** start Exercise material **

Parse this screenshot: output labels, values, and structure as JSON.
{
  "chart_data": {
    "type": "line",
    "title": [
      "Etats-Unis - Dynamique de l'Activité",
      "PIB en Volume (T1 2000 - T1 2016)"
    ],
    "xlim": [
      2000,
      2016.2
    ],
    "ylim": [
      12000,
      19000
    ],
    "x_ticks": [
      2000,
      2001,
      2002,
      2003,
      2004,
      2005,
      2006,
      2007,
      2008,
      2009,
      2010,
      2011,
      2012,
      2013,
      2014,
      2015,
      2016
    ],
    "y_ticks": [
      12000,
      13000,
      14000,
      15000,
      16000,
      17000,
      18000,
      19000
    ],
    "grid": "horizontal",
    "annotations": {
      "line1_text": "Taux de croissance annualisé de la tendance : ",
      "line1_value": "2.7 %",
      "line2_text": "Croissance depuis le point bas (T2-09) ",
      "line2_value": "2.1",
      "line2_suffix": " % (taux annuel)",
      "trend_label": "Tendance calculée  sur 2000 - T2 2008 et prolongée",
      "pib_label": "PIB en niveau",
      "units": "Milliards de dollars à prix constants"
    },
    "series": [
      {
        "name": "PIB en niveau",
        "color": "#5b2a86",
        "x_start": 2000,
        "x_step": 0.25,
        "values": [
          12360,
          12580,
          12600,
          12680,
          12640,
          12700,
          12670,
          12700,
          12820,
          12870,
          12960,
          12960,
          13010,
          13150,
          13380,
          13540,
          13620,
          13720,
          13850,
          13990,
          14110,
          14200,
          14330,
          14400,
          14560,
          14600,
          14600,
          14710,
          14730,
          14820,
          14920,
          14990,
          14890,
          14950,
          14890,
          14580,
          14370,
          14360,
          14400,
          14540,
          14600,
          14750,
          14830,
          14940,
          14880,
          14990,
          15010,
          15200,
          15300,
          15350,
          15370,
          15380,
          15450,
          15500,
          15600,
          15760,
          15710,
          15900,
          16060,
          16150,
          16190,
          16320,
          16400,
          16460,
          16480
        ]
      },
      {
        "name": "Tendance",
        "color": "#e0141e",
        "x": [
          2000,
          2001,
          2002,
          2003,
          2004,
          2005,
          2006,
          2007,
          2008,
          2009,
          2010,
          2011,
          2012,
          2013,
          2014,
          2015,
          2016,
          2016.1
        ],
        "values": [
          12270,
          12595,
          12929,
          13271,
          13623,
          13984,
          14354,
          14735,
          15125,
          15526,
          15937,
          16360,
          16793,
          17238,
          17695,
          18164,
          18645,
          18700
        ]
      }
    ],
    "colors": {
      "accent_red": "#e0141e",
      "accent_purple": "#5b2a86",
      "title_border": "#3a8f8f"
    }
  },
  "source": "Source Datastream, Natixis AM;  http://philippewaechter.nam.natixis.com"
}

** end Exercise material **

◆ **Task statement**: Search the listing for the string "niveau". Copy each line where it turns up.

◆ **Task output**:
      "pib_label": "PIB en niveau",
        "name": "PIB en niveau",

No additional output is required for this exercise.